Rows from a figure dataset:
━━━━━━━━

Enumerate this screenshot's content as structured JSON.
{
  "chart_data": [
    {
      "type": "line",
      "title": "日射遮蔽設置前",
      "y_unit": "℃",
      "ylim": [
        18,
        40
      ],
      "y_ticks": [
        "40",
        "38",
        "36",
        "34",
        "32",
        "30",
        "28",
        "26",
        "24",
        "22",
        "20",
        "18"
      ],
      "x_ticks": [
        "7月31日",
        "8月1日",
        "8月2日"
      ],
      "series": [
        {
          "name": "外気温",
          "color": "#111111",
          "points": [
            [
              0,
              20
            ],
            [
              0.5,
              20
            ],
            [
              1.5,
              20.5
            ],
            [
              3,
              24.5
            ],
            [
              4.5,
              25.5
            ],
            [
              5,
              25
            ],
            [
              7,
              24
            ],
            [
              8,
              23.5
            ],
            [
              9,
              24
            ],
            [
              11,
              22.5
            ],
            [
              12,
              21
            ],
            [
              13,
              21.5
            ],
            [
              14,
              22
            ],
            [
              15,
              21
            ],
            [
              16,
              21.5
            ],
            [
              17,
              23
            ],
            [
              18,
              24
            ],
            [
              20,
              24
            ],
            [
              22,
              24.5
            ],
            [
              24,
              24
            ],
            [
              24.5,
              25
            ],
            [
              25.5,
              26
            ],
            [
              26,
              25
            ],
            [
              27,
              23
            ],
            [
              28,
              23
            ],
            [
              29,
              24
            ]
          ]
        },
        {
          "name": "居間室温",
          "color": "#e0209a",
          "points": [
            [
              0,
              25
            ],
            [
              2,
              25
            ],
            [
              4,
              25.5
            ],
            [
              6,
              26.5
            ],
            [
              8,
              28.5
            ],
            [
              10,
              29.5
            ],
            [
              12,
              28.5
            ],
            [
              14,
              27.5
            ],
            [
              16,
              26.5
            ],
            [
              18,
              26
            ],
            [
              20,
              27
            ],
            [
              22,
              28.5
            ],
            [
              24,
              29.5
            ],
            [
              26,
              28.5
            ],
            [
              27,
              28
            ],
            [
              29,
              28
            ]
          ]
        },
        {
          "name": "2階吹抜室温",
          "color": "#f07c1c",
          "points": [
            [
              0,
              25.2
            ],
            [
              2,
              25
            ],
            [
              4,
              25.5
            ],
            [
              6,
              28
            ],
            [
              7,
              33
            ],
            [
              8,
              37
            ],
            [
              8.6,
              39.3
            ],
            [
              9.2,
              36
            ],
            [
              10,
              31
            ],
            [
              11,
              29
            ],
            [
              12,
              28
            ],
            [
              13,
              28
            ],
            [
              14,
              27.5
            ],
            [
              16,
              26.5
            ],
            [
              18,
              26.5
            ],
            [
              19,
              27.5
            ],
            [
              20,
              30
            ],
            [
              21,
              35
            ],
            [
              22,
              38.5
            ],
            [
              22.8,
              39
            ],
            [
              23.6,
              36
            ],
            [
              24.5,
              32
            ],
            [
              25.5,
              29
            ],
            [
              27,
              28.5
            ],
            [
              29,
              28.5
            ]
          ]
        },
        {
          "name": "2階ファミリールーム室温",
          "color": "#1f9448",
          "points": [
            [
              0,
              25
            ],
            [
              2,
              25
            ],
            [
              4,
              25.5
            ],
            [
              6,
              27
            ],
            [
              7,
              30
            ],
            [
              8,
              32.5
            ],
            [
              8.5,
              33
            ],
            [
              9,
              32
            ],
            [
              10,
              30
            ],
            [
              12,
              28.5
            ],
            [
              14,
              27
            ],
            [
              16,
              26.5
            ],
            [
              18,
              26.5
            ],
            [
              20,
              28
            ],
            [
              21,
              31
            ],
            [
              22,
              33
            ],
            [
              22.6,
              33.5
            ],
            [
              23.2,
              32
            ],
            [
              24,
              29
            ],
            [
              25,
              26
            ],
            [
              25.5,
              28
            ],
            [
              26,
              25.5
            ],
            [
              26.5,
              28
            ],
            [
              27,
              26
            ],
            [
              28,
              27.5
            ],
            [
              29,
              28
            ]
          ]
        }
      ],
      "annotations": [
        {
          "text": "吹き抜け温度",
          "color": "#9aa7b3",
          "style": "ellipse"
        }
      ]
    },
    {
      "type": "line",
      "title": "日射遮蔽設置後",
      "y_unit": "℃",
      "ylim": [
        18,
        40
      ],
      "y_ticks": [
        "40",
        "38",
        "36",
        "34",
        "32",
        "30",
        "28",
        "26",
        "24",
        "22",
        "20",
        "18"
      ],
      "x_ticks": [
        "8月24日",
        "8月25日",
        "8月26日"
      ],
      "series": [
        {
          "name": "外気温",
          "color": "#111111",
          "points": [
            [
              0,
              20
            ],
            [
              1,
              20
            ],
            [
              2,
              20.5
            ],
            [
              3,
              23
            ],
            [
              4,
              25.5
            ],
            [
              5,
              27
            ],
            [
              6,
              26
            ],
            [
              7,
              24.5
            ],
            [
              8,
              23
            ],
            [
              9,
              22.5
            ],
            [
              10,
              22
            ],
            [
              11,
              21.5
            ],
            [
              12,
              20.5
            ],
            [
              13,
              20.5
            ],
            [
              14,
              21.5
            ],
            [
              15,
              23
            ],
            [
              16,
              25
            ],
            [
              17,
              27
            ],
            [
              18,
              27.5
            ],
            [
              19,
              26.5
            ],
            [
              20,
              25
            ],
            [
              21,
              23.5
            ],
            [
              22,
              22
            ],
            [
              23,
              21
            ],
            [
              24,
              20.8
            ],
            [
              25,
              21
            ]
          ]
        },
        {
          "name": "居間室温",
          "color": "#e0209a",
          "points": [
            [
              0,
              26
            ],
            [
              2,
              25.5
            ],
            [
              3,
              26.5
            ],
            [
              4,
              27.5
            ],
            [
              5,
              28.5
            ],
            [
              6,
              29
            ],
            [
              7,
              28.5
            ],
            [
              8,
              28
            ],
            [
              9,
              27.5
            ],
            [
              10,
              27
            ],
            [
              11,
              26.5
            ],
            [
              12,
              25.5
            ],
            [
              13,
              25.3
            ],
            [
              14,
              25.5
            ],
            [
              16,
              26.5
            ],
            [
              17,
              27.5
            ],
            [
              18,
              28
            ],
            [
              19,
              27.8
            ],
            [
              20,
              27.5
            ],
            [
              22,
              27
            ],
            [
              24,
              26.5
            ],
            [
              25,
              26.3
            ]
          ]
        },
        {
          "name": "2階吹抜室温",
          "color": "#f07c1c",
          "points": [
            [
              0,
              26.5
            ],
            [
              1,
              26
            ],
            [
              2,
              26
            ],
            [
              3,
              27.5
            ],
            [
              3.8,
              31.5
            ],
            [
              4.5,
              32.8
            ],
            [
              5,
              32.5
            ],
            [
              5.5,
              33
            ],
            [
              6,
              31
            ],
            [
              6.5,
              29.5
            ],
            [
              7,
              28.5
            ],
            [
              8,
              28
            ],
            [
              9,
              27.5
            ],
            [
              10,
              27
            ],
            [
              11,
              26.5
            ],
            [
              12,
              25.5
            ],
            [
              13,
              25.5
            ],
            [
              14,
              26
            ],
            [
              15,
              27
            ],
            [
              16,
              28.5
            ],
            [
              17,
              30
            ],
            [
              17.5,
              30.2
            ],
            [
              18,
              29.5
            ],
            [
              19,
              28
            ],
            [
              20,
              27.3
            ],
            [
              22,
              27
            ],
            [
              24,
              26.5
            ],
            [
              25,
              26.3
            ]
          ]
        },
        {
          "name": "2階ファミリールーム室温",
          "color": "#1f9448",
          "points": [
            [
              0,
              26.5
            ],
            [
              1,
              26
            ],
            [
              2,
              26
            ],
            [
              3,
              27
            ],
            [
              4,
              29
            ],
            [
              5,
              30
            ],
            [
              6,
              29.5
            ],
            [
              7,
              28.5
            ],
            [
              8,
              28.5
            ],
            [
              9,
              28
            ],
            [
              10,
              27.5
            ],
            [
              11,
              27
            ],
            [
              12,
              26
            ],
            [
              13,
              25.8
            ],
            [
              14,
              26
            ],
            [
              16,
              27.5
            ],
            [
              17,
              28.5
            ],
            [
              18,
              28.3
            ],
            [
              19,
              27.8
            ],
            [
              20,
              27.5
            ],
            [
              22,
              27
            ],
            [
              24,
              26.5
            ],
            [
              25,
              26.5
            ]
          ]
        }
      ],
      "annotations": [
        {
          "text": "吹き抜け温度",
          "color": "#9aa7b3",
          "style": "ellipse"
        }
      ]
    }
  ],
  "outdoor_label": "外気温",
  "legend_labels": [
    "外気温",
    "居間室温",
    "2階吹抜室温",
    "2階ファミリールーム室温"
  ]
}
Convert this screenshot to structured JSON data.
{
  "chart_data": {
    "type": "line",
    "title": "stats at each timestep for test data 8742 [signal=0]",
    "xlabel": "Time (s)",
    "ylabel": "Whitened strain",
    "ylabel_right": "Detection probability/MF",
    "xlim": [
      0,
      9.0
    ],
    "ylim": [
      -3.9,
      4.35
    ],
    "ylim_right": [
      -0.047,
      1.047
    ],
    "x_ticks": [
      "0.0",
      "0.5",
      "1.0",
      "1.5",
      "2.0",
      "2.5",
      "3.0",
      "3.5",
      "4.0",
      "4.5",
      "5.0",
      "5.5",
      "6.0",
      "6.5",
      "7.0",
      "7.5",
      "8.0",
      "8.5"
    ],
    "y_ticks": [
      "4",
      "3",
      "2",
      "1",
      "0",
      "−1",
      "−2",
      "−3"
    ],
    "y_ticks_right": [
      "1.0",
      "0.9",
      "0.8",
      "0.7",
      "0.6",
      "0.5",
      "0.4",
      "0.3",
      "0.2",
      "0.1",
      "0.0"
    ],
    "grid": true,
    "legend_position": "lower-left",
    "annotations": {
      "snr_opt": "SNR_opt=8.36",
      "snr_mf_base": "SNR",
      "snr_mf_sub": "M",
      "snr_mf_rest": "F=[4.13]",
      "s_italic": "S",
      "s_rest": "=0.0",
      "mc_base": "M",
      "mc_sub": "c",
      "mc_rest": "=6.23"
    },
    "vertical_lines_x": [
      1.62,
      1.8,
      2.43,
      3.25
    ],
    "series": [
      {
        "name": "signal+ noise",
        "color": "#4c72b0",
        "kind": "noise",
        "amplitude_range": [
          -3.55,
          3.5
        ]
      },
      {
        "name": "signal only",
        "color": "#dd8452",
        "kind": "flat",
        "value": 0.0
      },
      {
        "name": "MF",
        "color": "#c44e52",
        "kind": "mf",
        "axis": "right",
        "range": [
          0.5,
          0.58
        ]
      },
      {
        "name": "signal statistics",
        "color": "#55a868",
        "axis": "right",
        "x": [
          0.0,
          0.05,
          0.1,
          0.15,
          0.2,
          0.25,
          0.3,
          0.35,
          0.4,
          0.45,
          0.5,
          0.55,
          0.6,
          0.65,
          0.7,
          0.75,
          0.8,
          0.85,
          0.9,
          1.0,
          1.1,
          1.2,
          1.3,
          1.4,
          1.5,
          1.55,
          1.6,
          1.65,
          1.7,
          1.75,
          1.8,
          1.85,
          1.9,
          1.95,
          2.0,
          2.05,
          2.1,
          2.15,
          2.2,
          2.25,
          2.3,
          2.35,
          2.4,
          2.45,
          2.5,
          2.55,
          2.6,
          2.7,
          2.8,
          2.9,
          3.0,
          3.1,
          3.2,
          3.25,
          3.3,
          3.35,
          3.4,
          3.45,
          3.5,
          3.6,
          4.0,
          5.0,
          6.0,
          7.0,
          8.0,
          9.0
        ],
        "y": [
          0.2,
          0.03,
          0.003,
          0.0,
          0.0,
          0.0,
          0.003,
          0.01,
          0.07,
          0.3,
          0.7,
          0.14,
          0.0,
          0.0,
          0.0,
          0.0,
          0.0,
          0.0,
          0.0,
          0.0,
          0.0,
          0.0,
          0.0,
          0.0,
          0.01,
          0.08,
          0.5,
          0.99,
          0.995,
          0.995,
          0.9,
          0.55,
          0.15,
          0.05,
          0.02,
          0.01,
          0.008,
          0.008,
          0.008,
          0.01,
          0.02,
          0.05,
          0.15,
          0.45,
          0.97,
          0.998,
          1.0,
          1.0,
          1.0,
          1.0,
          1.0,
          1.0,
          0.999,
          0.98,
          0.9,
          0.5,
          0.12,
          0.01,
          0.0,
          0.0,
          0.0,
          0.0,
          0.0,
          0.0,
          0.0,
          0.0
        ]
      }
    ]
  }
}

━━━━━━━━

# Exercise prompt:
How many lines in the records hold the string "this"? Reply with the number alone.

# Task solution:
2